* Exercise brief
Copy out every line of the items below word for word, with nothing added, dropped, or changed.

* Data records
_ _ _ _ _ _ _

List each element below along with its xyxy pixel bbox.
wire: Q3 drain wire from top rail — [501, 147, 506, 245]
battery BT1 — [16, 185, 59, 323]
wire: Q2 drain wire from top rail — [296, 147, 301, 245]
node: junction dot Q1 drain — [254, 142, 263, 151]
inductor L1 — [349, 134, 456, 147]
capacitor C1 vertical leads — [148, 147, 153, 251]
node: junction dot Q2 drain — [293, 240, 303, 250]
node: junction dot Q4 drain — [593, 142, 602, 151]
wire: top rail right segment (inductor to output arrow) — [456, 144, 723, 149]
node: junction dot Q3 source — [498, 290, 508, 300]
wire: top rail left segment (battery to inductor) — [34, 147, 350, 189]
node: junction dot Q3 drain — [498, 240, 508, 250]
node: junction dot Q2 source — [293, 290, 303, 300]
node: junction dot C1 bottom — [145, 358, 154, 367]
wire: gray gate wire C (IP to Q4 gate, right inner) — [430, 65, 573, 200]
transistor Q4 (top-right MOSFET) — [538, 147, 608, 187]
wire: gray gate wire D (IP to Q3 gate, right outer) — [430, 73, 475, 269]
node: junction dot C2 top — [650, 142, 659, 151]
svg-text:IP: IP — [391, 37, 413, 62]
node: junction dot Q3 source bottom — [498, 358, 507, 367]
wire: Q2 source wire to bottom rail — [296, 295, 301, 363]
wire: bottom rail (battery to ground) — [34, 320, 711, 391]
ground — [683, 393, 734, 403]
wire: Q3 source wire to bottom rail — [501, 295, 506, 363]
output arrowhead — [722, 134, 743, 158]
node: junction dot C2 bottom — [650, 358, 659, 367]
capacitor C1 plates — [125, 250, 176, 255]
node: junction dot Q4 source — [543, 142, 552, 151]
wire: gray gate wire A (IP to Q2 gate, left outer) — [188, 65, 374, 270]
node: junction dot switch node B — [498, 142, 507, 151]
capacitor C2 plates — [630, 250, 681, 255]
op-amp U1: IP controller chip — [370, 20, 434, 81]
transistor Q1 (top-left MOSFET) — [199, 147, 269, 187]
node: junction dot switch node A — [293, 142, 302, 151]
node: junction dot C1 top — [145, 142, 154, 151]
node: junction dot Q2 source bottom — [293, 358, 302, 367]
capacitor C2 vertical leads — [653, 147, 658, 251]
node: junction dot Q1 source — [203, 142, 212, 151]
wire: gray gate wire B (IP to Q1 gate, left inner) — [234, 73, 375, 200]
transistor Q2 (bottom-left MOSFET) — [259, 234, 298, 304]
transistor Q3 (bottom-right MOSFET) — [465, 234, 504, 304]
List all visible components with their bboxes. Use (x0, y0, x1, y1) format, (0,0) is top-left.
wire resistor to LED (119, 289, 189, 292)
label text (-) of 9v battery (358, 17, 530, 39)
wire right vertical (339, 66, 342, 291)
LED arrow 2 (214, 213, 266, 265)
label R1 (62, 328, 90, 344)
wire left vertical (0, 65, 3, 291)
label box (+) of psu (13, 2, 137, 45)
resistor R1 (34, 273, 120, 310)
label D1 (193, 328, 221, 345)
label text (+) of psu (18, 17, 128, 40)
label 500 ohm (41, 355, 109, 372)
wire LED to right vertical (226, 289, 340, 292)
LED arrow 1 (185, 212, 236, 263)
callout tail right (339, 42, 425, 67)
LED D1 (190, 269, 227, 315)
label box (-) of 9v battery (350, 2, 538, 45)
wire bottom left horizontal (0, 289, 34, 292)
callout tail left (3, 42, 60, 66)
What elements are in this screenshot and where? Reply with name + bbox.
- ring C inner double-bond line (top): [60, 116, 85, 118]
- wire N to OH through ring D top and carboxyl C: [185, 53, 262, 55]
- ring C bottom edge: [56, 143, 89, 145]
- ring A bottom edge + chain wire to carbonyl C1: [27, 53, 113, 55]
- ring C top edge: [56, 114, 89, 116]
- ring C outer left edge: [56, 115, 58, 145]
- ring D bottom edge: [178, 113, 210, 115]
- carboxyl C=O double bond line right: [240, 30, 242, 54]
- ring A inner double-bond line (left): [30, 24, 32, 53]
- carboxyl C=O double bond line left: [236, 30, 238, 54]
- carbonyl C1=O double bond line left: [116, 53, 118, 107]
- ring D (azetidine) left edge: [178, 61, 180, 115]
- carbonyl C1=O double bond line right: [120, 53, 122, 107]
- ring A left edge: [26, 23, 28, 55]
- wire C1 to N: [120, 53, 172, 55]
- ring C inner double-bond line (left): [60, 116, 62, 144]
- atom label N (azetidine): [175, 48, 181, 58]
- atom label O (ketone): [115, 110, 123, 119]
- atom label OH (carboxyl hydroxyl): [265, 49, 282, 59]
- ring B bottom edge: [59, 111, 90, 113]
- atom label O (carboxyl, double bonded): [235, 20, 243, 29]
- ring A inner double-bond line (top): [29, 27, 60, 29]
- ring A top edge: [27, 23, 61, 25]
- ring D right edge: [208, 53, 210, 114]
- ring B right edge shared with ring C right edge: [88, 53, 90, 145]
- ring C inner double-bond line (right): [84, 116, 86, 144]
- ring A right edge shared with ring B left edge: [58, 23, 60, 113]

_ _ _ _ _ _ _

* Exercise output
List each element below along with its xyxy pixel bbox.
wire: Q3 drain wire from top rail — [501, 147, 506, 245]
battery BT1 — [16, 185, 59, 323]
wire: Q2 drain wire from top rail — [296, 147, 301, 245]
node: junction dot Q1 drain — [254, 142, 263, 151]
inductor L1 — [349, 134, 456, 147]
capacitor C1 vertical leads — [148, 147, 153, 251]
node: junction dot Q2 drain — [293, 240, 303, 250]
node: junction dot Q4 drain — [593, 142, 602, 151]
wire: top rail right segment (inductor to output arrow) — [456, 144, 723, 149]
node: junction dot Q3 source — [498, 290, 508, 300]
wire: top rail left segment (battery to inductor) — [34, 147, 350, 189]
node: junction dot Q3 drain — [498, 240, 508, 250]
node: junction dot Q2 source — [293, 290, 303, 300]
node: junction dot C1 bottom — [145, 358, 154, 367]
wire: gray gate wire C (IP to Q4 gate, right inner) — [430, 65, 573, 200]
transistor Q4 (top-right MOSFET) — [538, 147, 608, 187]
wire: gray gate wire D (IP to Q3 gate, right outer) — [430, 73, 475, 269]
node: junction dot C2 top — [650, 142, 659, 151]
svg-text:IP: IP — [391, 37, 413, 62]
node: junction dot Q3 source bottom — [498, 358, 507, 367]
wire: Q2 source wire to bottom rail — [296, 295, 301, 363]
wire: bottom rail (battery to ground) — [34, 320, 711, 391]
ground — [683, 393, 734, 403]
wire: Q3 source wire to bottom rail — [501, 295, 506, 363]
output arrowhead — [722, 134, 743, 158]
node: junction dot C2 bottom — [650, 358, 659, 367]
capacitor C1 plates — [125, 250, 176, 255]
node: junction dot Q4 source — [543, 142, 552, 151]
wire: gray gate wire A (IP to Q2 gate, left outer) — [188, 65, 374, 270]
node: junction dot switch node B — [498, 142, 507, 151]
capacitor C2 plates — [630, 250, 681, 255]
op-amp U1: IP controller chip — [370, 20, 434, 81]
transistor Q1 (top-left MOSFET) — [199, 147, 269, 187]
node: junction dot switch node A — [293, 142, 302, 151]
node: junction dot C1 top — [145, 142, 154, 151]
node: junction dot Q2 source bottom — [293, 358, 302, 367]
capacitor C2 vertical leads — [653, 147, 658, 251]
node: junction dot Q1 source — [203, 142, 212, 151]
wire: gray gate wire B (IP to Q1 gate, left inner) — [234, 73, 375, 200]
transistor Q2 (bottom-left MOSFET) — [259, 234, 298, 304]
transistor Q3 (bottom-right MOSFET) — [465, 234, 504, 304]
List all visible components with their bboxes. Use (x0, y0, x1, y1) format, (0,0) is top-left.
wire resistor to LED (119, 289, 189, 292)
label text (-) of 9v battery (358, 17, 530, 39)
wire right vertical (339, 66, 342, 291)
LED arrow 2 (214, 213, 266, 265)
label R1 (62, 328, 90, 344)
wire left vertical (0, 65, 3, 291)
label box (+) of psu (13, 2, 137, 45)
resistor R1 (34, 273, 120, 310)
label D1 (193, 328, 221, 345)
label text (+) of psu (18, 17, 128, 40)
label 500 ohm (41, 355, 109, 372)
wire LED to right vertical (226, 289, 340, 292)
LED arrow 1 (185, 212, 236, 263)
callout tail right (339, 42, 425, 67)
LED D1 (190, 269, 227, 315)
label box (-) of 9v battery (350, 2, 538, 45)
wire bottom left horizontal (0, 289, 34, 292)
callout tail left (3, 42, 60, 66)
What elements are in this screenshot and where? Reply with name + bbox.
- ring C inner double-bond line (top): [60, 116, 85, 118]
- wire N to OH through ring D top and carboxyl C: [185, 53, 262, 55]
- ring C bottom edge: [56, 143, 89, 145]
- ring A bottom edge + chain wire to carbonyl C1: [27, 53, 113, 55]
- ring C top edge: [56, 114, 89, 116]
- ring C outer left edge: [56, 115, 58, 145]
- ring D bottom edge: [178, 113, 210, 115]
- carboxyl C=O double bond line right: [240, 30, 242, 54]
- ring A inner double-bond line (left): [30, 24, 32, 53]
- carboxyl C=O double bond line left: [236, 30, 238, 54]
- carbonyl C1=O double bond line left: [116, 53, 118, 107]
- ring D (azetidine) left edge: [178, 61, 180, 115]
- carbonyl C1=O double bond line right: [120, 53, 122, 107]
- ring A left edge: [26, 23, 28, 55]
- wire C1 to N: [120, 53, 172, 55]
- ring C inner double-bond line (left): [60, 116, 62, 144]
- atom label N (azetidine): [175, 48, 181, 58]
- atom label O (ketone): [115, 110, 123, 119]
- atom label OH (carboxyl hydroxyl): [265, 49, 282, 59]
- ring B bottom edge: [59, 111, 90, 113]
- atom label O (carboxyl, double bonded): [235, 20, 243, 29]
- ring A inner double-bond line (top): [29, 27, 60, 29]
- ring A top edge: [27, 23, 61, 25]
- ring D right edge: [208, 53, 210, 114]
- ring B right edge shared with ring C right edge: [88, 53, 90, 145]
- ring C inner double-bond line (right): [84, 116, 86, 144]
- ring A right edge shared with ring B left edge: [58, 23, 60, 113]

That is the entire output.